# PROVIDED DATA start

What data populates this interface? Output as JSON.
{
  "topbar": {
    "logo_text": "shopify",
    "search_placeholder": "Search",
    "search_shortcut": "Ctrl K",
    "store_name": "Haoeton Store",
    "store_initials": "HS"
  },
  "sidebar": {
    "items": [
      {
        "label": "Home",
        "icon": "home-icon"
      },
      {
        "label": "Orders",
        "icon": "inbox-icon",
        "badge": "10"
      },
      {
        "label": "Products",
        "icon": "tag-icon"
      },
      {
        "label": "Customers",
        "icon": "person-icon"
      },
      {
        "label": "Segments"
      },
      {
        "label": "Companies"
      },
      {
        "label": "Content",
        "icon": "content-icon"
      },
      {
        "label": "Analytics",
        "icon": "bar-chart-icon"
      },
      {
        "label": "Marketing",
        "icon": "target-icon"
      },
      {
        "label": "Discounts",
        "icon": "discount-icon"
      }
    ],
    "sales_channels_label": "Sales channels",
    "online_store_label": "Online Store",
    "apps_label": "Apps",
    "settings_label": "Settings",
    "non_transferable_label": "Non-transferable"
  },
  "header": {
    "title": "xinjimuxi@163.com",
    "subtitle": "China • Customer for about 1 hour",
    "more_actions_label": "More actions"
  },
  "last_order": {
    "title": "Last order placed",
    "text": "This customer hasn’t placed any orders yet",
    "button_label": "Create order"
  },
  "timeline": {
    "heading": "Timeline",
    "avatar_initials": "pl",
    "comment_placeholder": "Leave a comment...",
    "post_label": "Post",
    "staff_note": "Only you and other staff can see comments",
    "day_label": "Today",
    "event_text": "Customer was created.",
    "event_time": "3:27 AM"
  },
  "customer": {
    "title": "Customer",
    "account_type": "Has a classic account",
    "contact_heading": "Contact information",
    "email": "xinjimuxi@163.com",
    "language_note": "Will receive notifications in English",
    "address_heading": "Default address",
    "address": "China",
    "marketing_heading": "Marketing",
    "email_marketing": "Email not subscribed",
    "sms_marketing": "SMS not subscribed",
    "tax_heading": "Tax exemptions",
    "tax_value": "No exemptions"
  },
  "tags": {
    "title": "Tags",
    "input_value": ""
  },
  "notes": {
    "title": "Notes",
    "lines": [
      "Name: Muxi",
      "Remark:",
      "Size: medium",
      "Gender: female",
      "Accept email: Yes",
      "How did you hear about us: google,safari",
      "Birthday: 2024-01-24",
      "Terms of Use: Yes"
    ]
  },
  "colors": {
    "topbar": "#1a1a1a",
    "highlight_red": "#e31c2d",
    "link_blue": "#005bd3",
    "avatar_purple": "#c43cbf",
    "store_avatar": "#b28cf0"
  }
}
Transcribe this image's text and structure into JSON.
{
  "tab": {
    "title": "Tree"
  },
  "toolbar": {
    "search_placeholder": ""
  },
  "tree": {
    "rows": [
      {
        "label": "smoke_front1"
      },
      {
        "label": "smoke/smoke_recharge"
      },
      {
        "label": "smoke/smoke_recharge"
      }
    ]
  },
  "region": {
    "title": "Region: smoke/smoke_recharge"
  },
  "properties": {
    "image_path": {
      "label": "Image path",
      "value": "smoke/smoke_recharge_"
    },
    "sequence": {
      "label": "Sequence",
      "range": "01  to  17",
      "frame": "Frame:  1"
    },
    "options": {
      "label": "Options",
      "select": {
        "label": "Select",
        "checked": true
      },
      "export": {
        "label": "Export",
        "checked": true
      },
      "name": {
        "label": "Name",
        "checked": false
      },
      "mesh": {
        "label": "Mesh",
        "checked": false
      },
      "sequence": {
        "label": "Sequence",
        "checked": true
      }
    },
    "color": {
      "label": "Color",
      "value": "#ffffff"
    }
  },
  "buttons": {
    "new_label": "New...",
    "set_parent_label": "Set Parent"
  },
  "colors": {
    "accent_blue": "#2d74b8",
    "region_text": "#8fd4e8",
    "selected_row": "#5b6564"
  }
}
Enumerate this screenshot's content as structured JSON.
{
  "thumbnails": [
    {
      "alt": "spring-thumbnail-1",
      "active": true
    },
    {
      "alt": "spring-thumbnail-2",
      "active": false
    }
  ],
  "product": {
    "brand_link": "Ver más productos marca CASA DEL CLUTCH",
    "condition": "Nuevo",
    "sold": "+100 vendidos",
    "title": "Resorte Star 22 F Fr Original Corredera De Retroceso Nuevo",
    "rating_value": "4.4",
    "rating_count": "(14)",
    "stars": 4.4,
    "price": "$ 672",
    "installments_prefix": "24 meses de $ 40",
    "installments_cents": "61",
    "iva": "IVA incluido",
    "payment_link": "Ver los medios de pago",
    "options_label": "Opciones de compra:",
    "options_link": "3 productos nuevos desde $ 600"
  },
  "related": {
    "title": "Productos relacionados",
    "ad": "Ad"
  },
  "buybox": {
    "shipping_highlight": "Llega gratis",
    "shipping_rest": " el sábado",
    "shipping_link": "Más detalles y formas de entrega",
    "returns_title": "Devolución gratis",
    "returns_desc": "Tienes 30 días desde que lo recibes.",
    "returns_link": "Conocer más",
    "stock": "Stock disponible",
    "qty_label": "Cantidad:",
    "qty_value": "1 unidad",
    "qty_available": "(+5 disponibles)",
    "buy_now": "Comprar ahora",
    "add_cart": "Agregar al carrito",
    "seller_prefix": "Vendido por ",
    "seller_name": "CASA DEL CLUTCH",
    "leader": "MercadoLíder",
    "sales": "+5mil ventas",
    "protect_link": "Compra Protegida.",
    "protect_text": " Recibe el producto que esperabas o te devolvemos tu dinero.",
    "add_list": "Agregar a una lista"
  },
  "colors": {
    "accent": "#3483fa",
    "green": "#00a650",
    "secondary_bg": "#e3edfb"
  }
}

# PROVIDED DATA end

■ PROBLEM DETAILS ■
Retype the records in full. Keep every line identical to the original.

■ WORKED SOLUTION ■
What data populates this interface? Output as JSON.
{
  "topbar": {
    "logo_text": "shopify",
    "search_placeholder": "Search",
    "search_shortcut": "Ctrl K",
    "store_name": "Haoeton Store",
    "store_initials": "HS"
  },
  "sidebar": {
    "items": [
      {
        "label": "Home",
        "icon": "home-icon"
      },
      {
        "label": "Orders",
        "icon": "inbox-icon",
        "badge": "10"
      },
      {
        "label": "Products",
        "icon": "tag-icon"
      },
      {
        "label": "Customers",
        "icon": "person-icon"
      },
      {
        "label": "Segments"
      },
      {
        "label": "Companies"
      },
      {
        "label": "Content",
        "icon": "content-icon"
      },
      {
        "label": "Analytics",
        "icon": "bar-chart-icon"
      },
      {
        "label": "Marketing",
        "icon": "target-icon"
      },
      {
        "label": "Discounts",
        "icon": "discount-icon"
      }
    ],
    "sales_channels_label": "Sales channels",
    "online_store_label": "Online Store",
    "apps_label": "Apps",
    "settings_label": "Settings",
    "non_transferable_label": "Non-transferable"
  },
  "header": {
    "title": "xinjimuxi@163.com",
    "subtitle": "China • Customer for about 1 hour",
    "more_actions_label": "More actions"
  },
  "last_order": {
    "title": "Last order placed",
    "text": "This customer hasn’t placed any orders yet",
    "button_label": "Create order"
  },
  "timeline": {
    "heading": "Timeline",
    "avatar_initials": "pl",
    "comment_placeholder": "Leave a comment...",
    "post_label": "Post",
    "staff_note": "Only you and other staff can see comments",
    "day_label": "Today",
    "event_text": "Customer was created.",
    "event_time": "3:27 AM"
  },
  "customer": {
    "title": "Customer",
    "account_type": "Has a classic account",
    "contact_heading": "Contact information",
    "email": "xinjimuxi@163.com",
    "language_note": "Will receive notifications in English",
    "address_heading": "Default address",
    "address": "China",
    "marketing_heading": "Marketing",
    "email_marketing": "Email not subscribed",
    "sms_marketing": "SMS not subscribed",
    "tax_heading": "Tax exemptions",
    "tax_value": "No exemptions"
  },
  "tags": {
    "title": "Tags",
    "input_value": ""
  },
  "notes": {
    "title": "Notes",
    "lines": [
      "Name: Muxi",
      "Remark:",
      "Size: medium",
      "Gender: female",
      "Accept email: Yes",
      "How did you hear about us: google,safari",
      "Birthday: 2024-01-24",
      "Terms of Use: Yes"
    ]
  },
  "colors": {
    "topbar": "#1a1a1a",
    "highlight_red": "#e31c2d",
    "link_blue": "#005bd3",
    "avatar_purple": "#c43cbf",
    "store_avatar": "#b28cf0"
  }
}
Transcribe this image's text and structure into JSON.
{
  "tab": {
    "title": "Tree"
  },
  "toolbar": {
    "search_placeholder": ""
  },
  "tree": {
    "rows": [
      {
        "label": "smoke_front1"
      },
      {
        "label": "smoke/smoke_recharge"
      },
      {
        "label": "smoke/smoke_recharge"
      }
    ]
  },
  "region": {
    "title": "Region: smoke/smoke_recharge"
  },
  "properties": {
    "image_path": {
      "label": "Image path",
      "value": "smoke/smoke_recharge_"
    },
    "sequence": {
      "label": "Sequence",
      "range": "01  to  17",
      "frame": "Frame:  1"
    },
    "options": {
      "label": "Options",
      "select": {
        "label": "Select",
        "checked": true
      },
      "export": {
        "label": "Export",
        "checked": true
      },
      "name": {
        "label": "Name",
        "checked": false
      },
      "mesh": {
        "label": "Mesh",
        "checked": false
      },
      "sequence": {
        "label": "Sequence",
        "checked": true
      }
    },
    "color": {
      "label": "Color",
      "value": "#ffffff"
    }
  },
  "buttons": {
    "new_label": "New...",
    "set_parent_label": "Set Parent"
  },
  "colors": {
    "accent_blue": "#2d74b8",
    "region_text": "#8fd4e8",
    "selected_row": "#5b6564"
  }
}
Enumerate this screenshot's content as structured JSON.
{
  "thumbnails": [
    {
      "alt": "spring-thumbnail-1",
      "active": true
    },
    {
      "alt": "spring-thumbnail-2",
      "active": false
    }
  ],
  "product": {
    "brand_link": "Ver más productos marca CASA DEL CLUTCH",
    "condition": "Nuevo",
    "sold": "+100 vendidos",
    "title": "Resorte Star 22 F Fr Original Corredera De Retroceso Nuevo",
    "rating_value": "4.4",
    "rating_count": "(14)",
    "stars": 4.4,
    "price": "$ 672",
    "installments_prefix": "24 meses de $ 40",
    "installments_cents": "61",
    "iva": "IVA incluido",
    "payment_link": "Ver los medios de pago",
    "options_label": "Opciones de compra:",
    "options_link": "3 productos nuevos desde $ 600"
  },
  "related": {
    "title": "Productos relacionados",
    "ad": "Ad"
  },
  "buybox": {
    "shipping_highlight": "Llega gratis",
    "shipping_rest": " el sábado",
    "shipping_link": "Más detalles y formas de entrega",
    "returns_title": "Devolución gratis",
    "returns_desc": "Tienes 30 días desde que lo recibes.",
    "returns_link": "Conocer más",
    "stock": "Stock disponible",
    "qty_label": "Cantidad:",
    "qty_value": "1 unidad",
    "qty_available": "(+5 disponibles)",
    "buy_now": "Comprar ahora",
    "add_cart": "Agregar al carrito",
    "seller_prefix": "Vendido por ",
    "seller_name": "CASA DEL CLUTCH",
    "leader": "MercadoLíder",
    "sales": "+5mil ventas",
    "protect_link": "Compra Protegida.",
    "protect_text": " Recibe el producto que esperabas o te devolvemos tu dinero.",
    "add_list": "Agregar a una lista"
  },
  "colors": {
    "accent": "#3483fa",
    "green": "#00a650",
    "secondary_bg": "#e3edfb"
  }
}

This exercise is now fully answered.